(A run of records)

★ ★ ★ ★ ★

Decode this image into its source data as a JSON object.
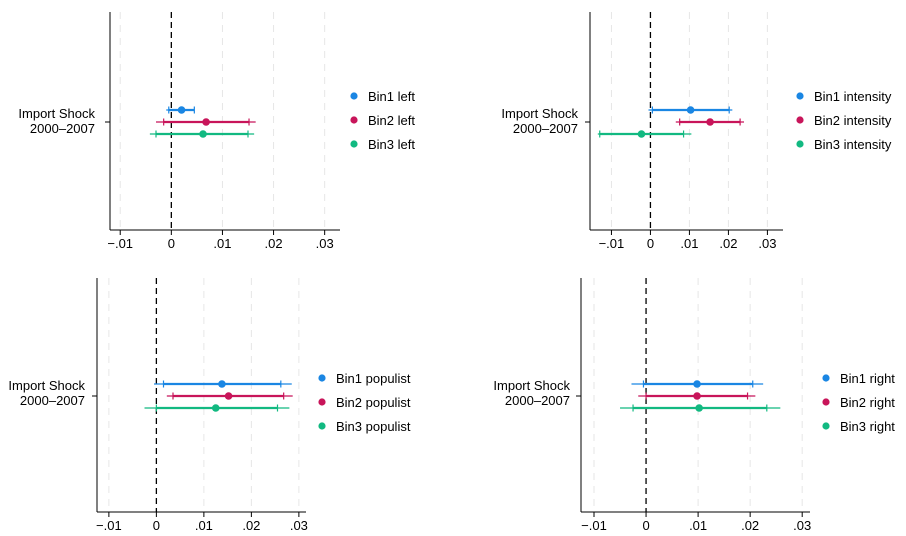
{
  "colors": {
    "bin1": "#1a86e3",
    "bin2": "#c8155a",
    "bin3": "#12b981",
    "zero_line": "#000000",
    "grid": "#e6e6e6"
  },
  "chart_data": [
    {
      "type": "scatter",
      "subtype": "coefficient-plot",
      "title": "",
      "xlabel": "",
      "ylabel": "",
      "y_label_lines": [
        "Import Shock",
        "2000–2007"
      ],
      "xlim": [
        -0.012,
        0.033
      ],
      "xticks": [
        -0.01,
        0,
        0.01,
        0.02,
        0.03
      ],
      "xtick_labels": [
        "−.01",
        "0",
        ".01",
        ".02",
        ".03"
      ],
      "grid": true,
      "legend_position": "right",
      "series": [
        {
          "name": "Bin1 left",
          "color": "#1a86e3",
          "estimate": 0.002,
          "ci90": [
            -0.0005,
            0.0045
          ],
          "ci95": [
            -0.001,
            0.0045
          ]
        },
        {
          "name": "Bin2 left",
          "color": "#c8155a",
          "estimate": 0.0068,
          "ci90": [
            -0.0015,
            0.0152
          ],
          "ci95": [
            -0.003,
            0.0165
          ]
        },
        {
          "name": "Bin3 left",
          "color": "#12b981",
          "estimate": 0.0062,
          "ci90": [
            -0.003,
            0.015
          ],
          "ci95": [
            -0.0042,
            0.0162
          ]
        }
      ]
    },
    {
      "type": "scatter",
      "subtype": "coefficient-plot",
      "title": "",
      "xlabel": "",
      "ylabel": "",
      "y_label_lines": [
        "Import Shock",
        "2000–2007"
      ],
      "xlim": [
        -0.0155,
        0.034
      ],
      "xticks": [
        -0.01,
        0,
        0.01,
        0.02,
        0.03
      ],
      "xtick_labels": [
        "−.01",
        "0",
        ".01",
        ".02",
        ".03"
      ],
      "grid": true,
      "legend_position": "right",
      "series": [
        {
          "name": "Bin1 intensity",
          "color": "#1a86e3",
          "estimate": 0.0103,
          "ci90": [
            0.0005,
            0.0202
          ],
          "ci95": [
            -0.0005,
            0.021
          ]
        },
        {
          "name": "Bin2 intensity",
          "color": "#c8155a",
          "estimate": 0.0153,
          "ci90": [
            0.0075,
            0.023
          ],
          "ci95": [
            0.0065,
            0.024
          ]
        },
        {
          "name": "Bin3 intensity",
          "color": "#12b981",
          "estimate": -0.0023,
          "ci90": [
            -0.013,
            0.0085
          ],
          "ci95": [
            -0.0135,
            0.0105
          ]
        }
      ]
    },
    {
      "type": "scatter",
      "subtype": "coefficient-plot",
      "title": "",
      "xlabel": "",
      "ylabel": "",
      "y_label_lines": [
        "Import Shock",
        "2000–2007"
      ],
      "xlim": [
        -0.0125,
        0.0315
      ],
      "xticks": [
        -0.01,
        0,
        0.01,
        0.02,
        0.03
      ],
      "xtick_labels": [
        "−.01",
        "0",
        ".01",
        ".02",
        ".03"
      ],
      "grid": true,
      "legend_position": "right",
      "series": [
        {
          "name": "Bin1 populist",
          "color": "#1a86e3",
          "estimate": 0.0138,
          "ci90": [
            0.0015,
            0.0262
          ],
          "ci95": [
            -0.0005,
            0.0285
          ]
        },
        {
          "name": "Bin2 populist",
          "color": "#c8155a",
          "estimate": 0.0152,
          "ci90": [
            0.0035,
            0.0268
          ],
          "ci95": [
            0.0022,
            0.0287
          ]
        },
        {
          "name": "Bin3 populist",
          "color": "#12b981",
          "estimate": 0.0125,
          "ci90": [
            0.0,
            0.0255
          ],
          "ci95": [
            -0.0025,
            0.028
          ]
        }
      ]
    },
    {
      "type": "scatter",
      "subtype": "coefficient-plot",
      "title": "",
      "xlabel": "",
      "ylabel": "",
      "y_label_lines": [
        "Import Shock",
        "2000–2007"
      ],
      "xlim": [
        -0.0125,
        0.0315
      ],
      "xticks": [
        -0.01,
        0,
        0.01,
        0.02,
        0.03
      ],
      "xtick_labels": [
        "−.01",
        "0",
        ".01",
        ".02",
        ".03"
      ],
      "grid": true,
      "legend_position": "right",
      "series": [
        {
          "name": "Bin1 right",
          "color": "#1a86e3",
          "estimate": 0.0098,
          "ci90": [
            -0.0005,
            0.0205
          ],
          "ci95": [
            -0.0028,
            0.0225
          ]
        },
        {
          "name": "Bin2 right",
          "color": "#c8155a",
          "estimate": 0.0098,
          "ci90": [
            0.0,
            0.0195
          ],
          "ci95": [
            -0.0015,
            0.021
          ]
        },
        {
          "name": "Bin3 right",
          "color": "#12b981",
          "estimate": 0.0102,
          "ci90": [
            -0.0025,
            0.0232
          ],
          "ci95": [
            -0.005,
            0.0258
          ]
        }
      ]
    }
  ]
}
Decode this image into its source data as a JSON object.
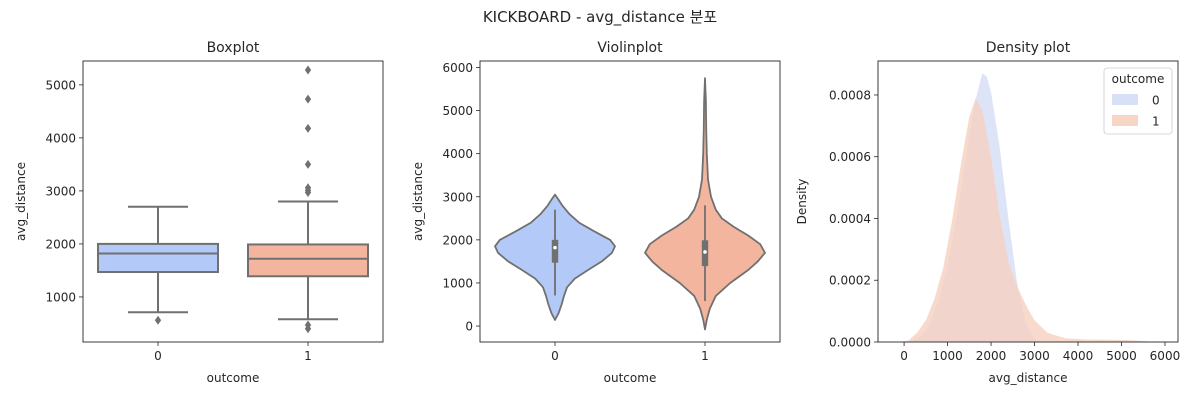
{
  "suptitle": "KICKBOARD - avg_distance 분포",
  "colors": {
    "zero": "#b3c9f7",
    "one": "#f3b59e",
    "line": "#707070",
    "kde_zero": "#d4ddf6",
    "kde_one": "#f6d1c0"
  },
  "chart_data": [
    {
      "type": "box",
      "title": "Boxplot",
      "xlabel": "outcome",
      "ylabel": "avg_distance",
      "categories": [
        "0",
        "1"
      ],
      "ylim": [
        150,
        5450
      ],
      "yticks": [
        1000,
        2000,
        3000,
        4000,
        5000
      ],
      "ytick_labels": [
        "1000",
        "2000",
        "3000",
        "4000",
        "5000"
      ],
      "series": [
        {
          "category": "0",
          "whisker_low": 710,
          "q1": 1470,
          "median": 1820,
          "q3": 2000,
          "whisker_high": 2700,
          "outliers": [
            560
          ]
        },
        {
          "category": "1",
          "whisker_low": 580,
          "q1": 1390,
          "median": 1720,
          "q3": 1990,
          "whisker_high": 2800,
          "outliers": [
            400,
            470,
            2970,
            3010,
            3060,
            3500,
            4180,
            4730,
            5280
          ]
        }
      ]
    },
    {
      "type": "violin",
      "title": "Violinplot",
      "xlabel": "outcome",
      "ylabel": "avg_distance",
      "categories": [
        "0",
        "1"
      ],
      "ylim": [
        -370,
        6150
      ],
      "yticks": [
        0,
        1000,
        2000,
        3000,
        4000,
        5000,
        6000
      ],
      "ytick_labels": [
        "0",
        "1000",
        "2000",
        "3000",
        "4000",
        "5000",
        "6000"
      ],
      "series": [
        {
          "category": "0",
          "min": 140,
          "max": 3050,
          "q1": 1470,
          "median": 1820,
          "q3": 2000,
          "whisker_low": 710,
          "whisker_high": 2700,
          "profile": [
            [
              140,
              0.0
            ],
            [
              300,
              0.06
            ],
            [
              500,
              0.11
            ],
            [
              700,
              0.15
            ],
            [
              900,
              0.2
            ],
            [
              1100,
              0.33
            ],
            [
              1300,
              0.55
            ],
            [
              1500,
              0.78
            ],
            [
              1700,
              0.95
            ],
            [
              1850,
              1.0
            ],
            [
              2000,
              0.92
            ],
            [
              2200,
              0.65
            ],
            [
              2400,
              0.4
            ],
            [
              2600,
              0.24
            ],
            [
              2800,
              0.12
            ],
            [
              2950,
              0.05
            ],
            [
              3050,
              0.0
            ]
          ]
        },
        {
          "category": "1",
          "min": -80,
          "max": 5750,
          "q1": 1390,
          "median": 1720,
          "q3": 1990,
          "whisker_low": 580,
          "whisker_high": 2800,
          "profile": [
            [
              -80,
              0.0
            ],
            [
              150,
              0.03
            ],
            [
              400,
              0.08
            ],
            [
              700,
              0.18
            ],
            [
              1000,
              0.42
            ],
            [
              1300,
              0.72
            ],
            [
              1500,
              0.88
            ],
            [
              1700,
              1.0
            ],
            [
              1900,
              0.92
            ],
            [
              2100,
              0.72
            ],
            [
              2300,
              0.48
            ],
            [
              2500,
              0.28
            ],
            [
              2700,
              0.18
            ],
            [
              3000,
              0.1
            ],
            [
              3400,
              0.05
            ],
            [
              4000,
              0.03
            ],
            [
              4600,
              0.02
            ],
            [
              5200,
              0.015
            ],
            [
              5750,
              0.0
            ]
          ]
        }
      ]
    },
    {
      "type": "area",
      "title": "Density plot",
      "xlabel": "avg_distance",
      "ylabel": "Density",
      "xlim": [
        -600,
        6300
      ],
      "ylim": [
        0,
        0.00091
      ],
      "xticks": [
        0,
        1000,
        2000,
        3000,
        4000,
        5000,
        6000
      ],
      "xtick_labels": [
        "0",
        "1000",
        "2000",
        "3000",
        "4000",
        "5000",
        "6000"
      ],
      "yticks": [
        0,
        0.0002,
        0.0004,
        0.0006,
        0.0008
      ],
      "ytick_labels": [
        "0.0000",
        "0.0002",
        "0.0004",
        "0.0006",
        "0.0008"
      ],
      "legend_title": "outcome",
      "legend_position": "top-right",
      "series": [
        {
          "name": "0",
          "points": [
            [
              0,
              0
            ],
            [
              200,
              5e-06
            ],
            [
              400,
              2e-05
            ],
            [
              600,
              6e-05
            ],
            [
              800,
              0.00014
            ],
            [
              1000,
              0.00025
            ],
            [
              1200,
              0.0004
            ],
            [
              1400,
              0.00058
            ],
            [
              1600,
              0.00076
            ],
            [
              1800,
              0.00087
            ],
            [
              1900,
              0.00086
            ],
            [
              2000,
              0.00081
            ],
            [
              2200,
              0.00063
            ],
            [
              2400,
              0.0004
            ],
            [
              2600,
              0.00019
            ],
            [
              2800,
              6e-05
            ],
            [
              3000,
              1e-05
            ],
            [
              3200,
              0
            ]
          ]
        },
        {
          "name": "1",
          "points": [
            [
              -100,
              0
            ],
            [
              100,
              5e-06
            ],
            [
              300,
              3e-05
            ],
            [
              500,
              7e-05
            ],
            [
              700,
              0.00014
            ],
            [
              900,
              0.00024
            ],
            [
              1100,
              0.00039
            ],
            [
              1300,
              0.00057
            ],
            [
              1500,
              0.00073
            ],
            [
              1650,
              0.00079
            ],
            [
              1800,
              0.00075
            ],
            [
              2000,
              0.0006
            ],
            [
              2200,
              0.00041
            ],
            [
              2400,
              0.00026
            ],
            [
              2600,
              0.00018
            ],
            [
              2800,
              0.00012
            ],
            [
              3000,
              7e-05
            ],
            [
              3300,
              3e-05
            ],
            [
              3700,
              1.2e-05
            ],
            [
              4200,
              8e-06
            ],
            [
              4700,
              7e-06
            ],
            [
              5200,
              6e-06
            ],
            [
              5600,
              2e-06
            ],
            [
              5900,
              0
            ]
          ]
        }
      ]
    }
  ]
}
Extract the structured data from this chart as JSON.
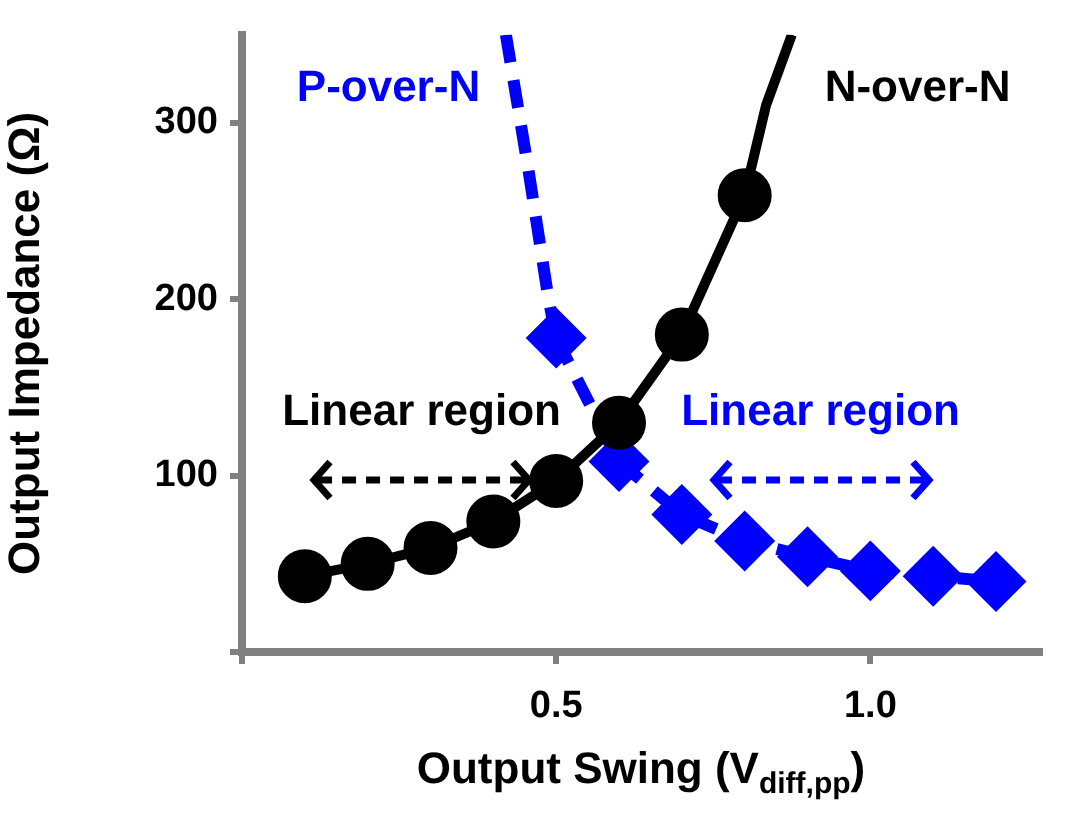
{
  "chart_data": {
    "type": "line",
    "xlabel": "Output Swing (V$_{diff,pp}$)",
    "ylabel": "Output Impedance (Ω)",
    "xlim": [
      0,
      1.27
    ],
    "xticks": [
      {
        "value": 0,
        "label": null
      },
      0.5,
      {
        "value": 1,
        "label": "1.0"
      }
    ],
    "ylim": [
      0,
      350
    ],
    "yticks": [
      {
        "value": 0,
        "label": null
      },
      100,
      200,
      300
    ],
    "grid": false,
    "legend": false,
    "series": [
      {
        "name": "N-over-N",
        "color": "#000000",
        "x": [
          0.1,
          0.2,
          0.3,
          0.4,
          0.5,
          0.6,
          0.7,
          0.8
        ],
        "values": [
          43,
          50,
          59,
          74,
          97,
          130,
          180,
          259
        ],
        "marker": "circle",
        "line_style": "solid"
      },
      {
        "name": "P-over-N",
        "color": "#0000ff",
        "x": [
          0.5,
          0.6,
          0.7,
          0.8,
          0.9,
          1.0,
          1.1,
          1.2
        ],
        "values": [
          178,
          108,
          78,
          63,
          54,
          46,
          43,
          40
        ],
        "marker": "diamond",
        "line_style": "dashed"
      },
      {
        "color": "#000000",
        "x": [
          0.8,
          0.834,
          0.875
        ],
        "values": [
          259,
          310,
          350
        ],
        "marker": "none",
        "line_style": "solid"
      },
      {
        "color": "#0000ff",
        "x": [
          0.42,
          0.456,
          0.487,
          0.5
        ],
        "values": [
          350,
          273,
          202,
          178
        ],
        "marker": "none",
        "line_style": "dashed"
      }
    ],
    "annotations": [
      "Linear region",
      "Linear region"
    ]
  }
}
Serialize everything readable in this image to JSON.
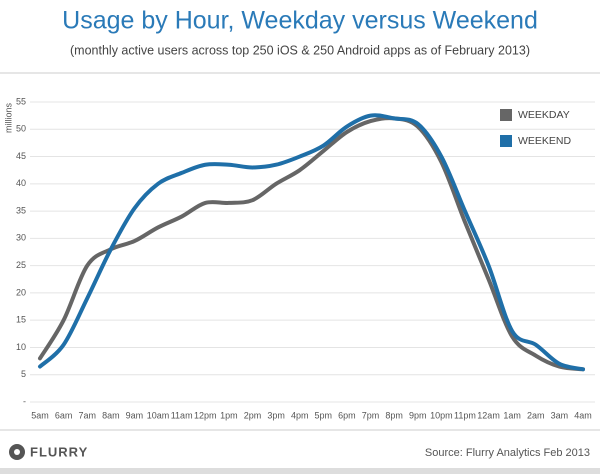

★ ★ ★ ★ ★

* GIVEN REQUEST *
Copy each line of the records that contains the word "intensity".

* EXERCISE OUTPUT *
          "name": "Bin1 intensity",
          "name": "Bin2 intensity",
          "name": "Bin3 intensity",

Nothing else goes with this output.